[Dataset entries]
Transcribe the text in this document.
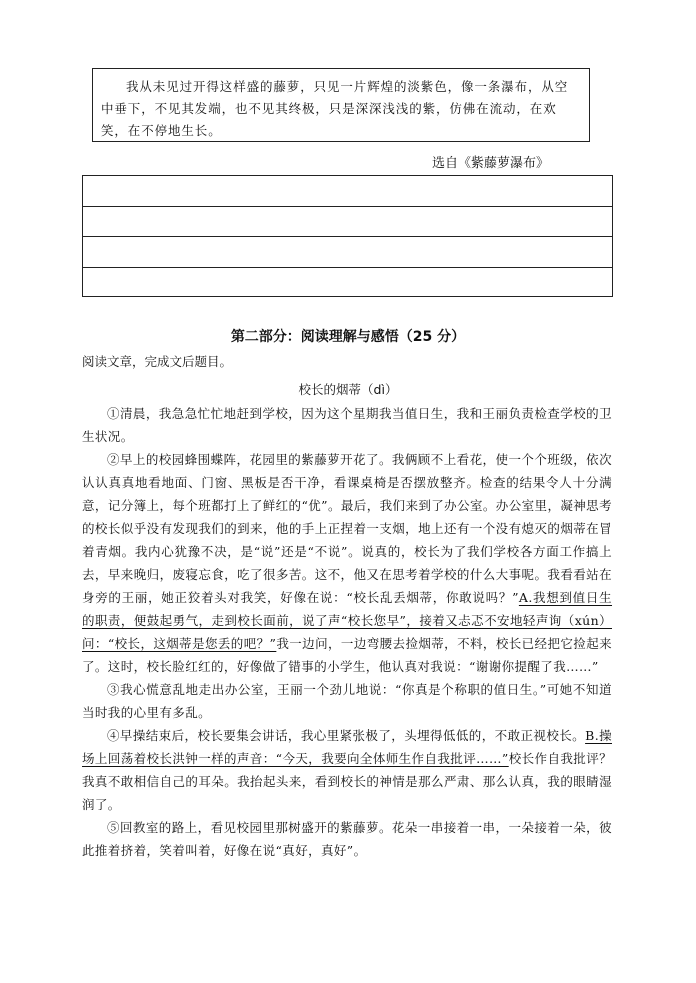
我从未见过开得这样盛的藤萝，只见一片辉煌的淡紫色，像一条瀑布，从空中垂下，不见其发端，也不见其终极，只是深深浅浅的紫，仿佛在流动，在欢笑，在不停地生长。
选自《紫藤萝瀑布》
第二部分：阅读理解与感悟（25 分）
阅读文章，完成文后题目。
校长的烟蒂（dì）

①清晨，我急急忙忙地赶到学校，因为这个星期我当值日生，我和王丽负责检查学校的卫生状况。

②早上的校园蜂围蝶阵，花园里的紫藤萝开花了。我俩顾不上看花，使一个个班级，依次认认真真地看地面、门窗、黑板是否干净，看课桌椅是否摆放整齐。检查的结果令人十分满意，记分簿上，每个班都打上了鲜红的“优”。最后，我们来到了办公室。办公室里，凝神思考的校长似乎没有发现我们的到来，他的手上正捏着一支烟，地上还有一个没有熄灭的烟蒂在冒着青烟。我内心犹豫不决，是“说”还是“不说”。说真的，校长为了我们学校各方面工作搞上去，早来晚归，废寝忘食，吃了很多苦。这不，他又在思考着学校的什么大事呢。我看看站在身旁的王丽，她正狡着头对我笑，好像在说：“校长乱丢烟蒂，你敢说吗？”A.我想到值日生的职责，便鼓起勇气，走到校长面前，说了声“校长您早”，接着又忐忑不安地轻声询（xún）问：“校长，这烟蒂是您丢的吧？”我一边问，一边弯腰去捡烟蒂，不料，校长已经把它捡起来了。这时，校长脸红红的，好像做了错事的小学生，他认真对我说：“谢谢你提醒了我……”

③我心慌意乱地走出办公室，王丽一个劲儿地说：“你真是个称职的值日生。”可她不知道当时我的心里有多乱。

④早操结束后，校长要集会讲话，我心里紧张极了，头埋得低低的，不敢正视校长。B.操场上回荡着校长洪钟一样的声音：“今天，我要向全体师生作自我批评……”校长作自我批评？我真不敢相信自己的耳朵。我抬起头来，看到校长的神情是那么严肃、那么认真，我的眼睛湿润了。

⑤回教室的路上，看见校园里那树盛开的紫藤萝。花朵一串接着一串，一朵接着一朵，彼此推着挤着，笑着叫着，好像在说“真好，真好”。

* [Exercise] Keep the pictures out of the copy and write out the data exactly as it stands.

* [Correct output]
Transcribe the text in this document.
我从未见过开得这样盛的藤萝，只见一片辉煌的淡紫色，像一条瀑布，从空中垂下，不见其发端，也不见其终极，只是深深浅浅的紫，仿佛在流动，在欢笑，在不停地生长。
选自《紫藤萝瀑布》
第二部分：阅读理解与感悟（25 分）
阅读文章，完成文后题目。
校长的烟蒂（dì）

①清晨，我急急忙忙地赶到学校，因为这个星期我当值日生，我和王丽负责检查学校的卫生状况。

②早上的校园蜂围蝶阵，花园里的紫藤萝开花了。我俩顾不上看花，使一个个班级，依次认认真真地看地面、门窗、黑板是否干净，看课桌椅是否摆放整齐。检查的结果令人十分满意，记分簿上，每个班都打上了鲜红的“优”。最后，我们来到了办公室。办公室里，凝神思考的校长似乎没有发现我们的到来，他的手上正捏着一支烟，地上还有一个没有熄灭的烟蒂在冒着青烟。我内心犹豫不决，是“说”还是“不说”。说真的，校长为了我们学校各方面工作搞上去，早来晚归，废寝忘食，吃了很多苦。这不，他又在思考着学校的什么大事呢。我看看站在身旁的王丽，她正狡着头对我笑，好像在说：“校长乱丢烟蒂，你敢说吗？”A.我想到值日生的职责，便鼓起勇气，走到校长面前，说了声“校长您早”，接着又忐忑不安地轻声询（xún）问：“校长，这烟蒂是您丢的吧？”我一边问，一边弯腰去捡烟蒂，不料，校长已经把它捡起来了。这时，校长脸红红的，好像做了错事的小学生，他认真对我说：“谢谢你提醒了我……”

③我心慌意乱地走出办公室，王丽一个劲儿地说：“你真是个称职的值日生。”可她不知道当时我的心里有多乱。

④早操结束后，校长要集会讲话，我心里紧张极了，头埋得低低的，不敢正视校长。B.操场上回荡着校长洪钟一样的声音：“今天，我要向全体师生作自我批评……”校长作自我批评？我真不敢相信自己的耳朵。我抬起头来，看到校长的神情是那么严肃、那么认真，我的眼睛湿润了。

⑤回教室的路上，看见校园里那树盛开的紫藤萝。花朵一串接着一串，一朵接着一朵，彼此推着挤着，笑着叫着，好像在说“真好，真好”。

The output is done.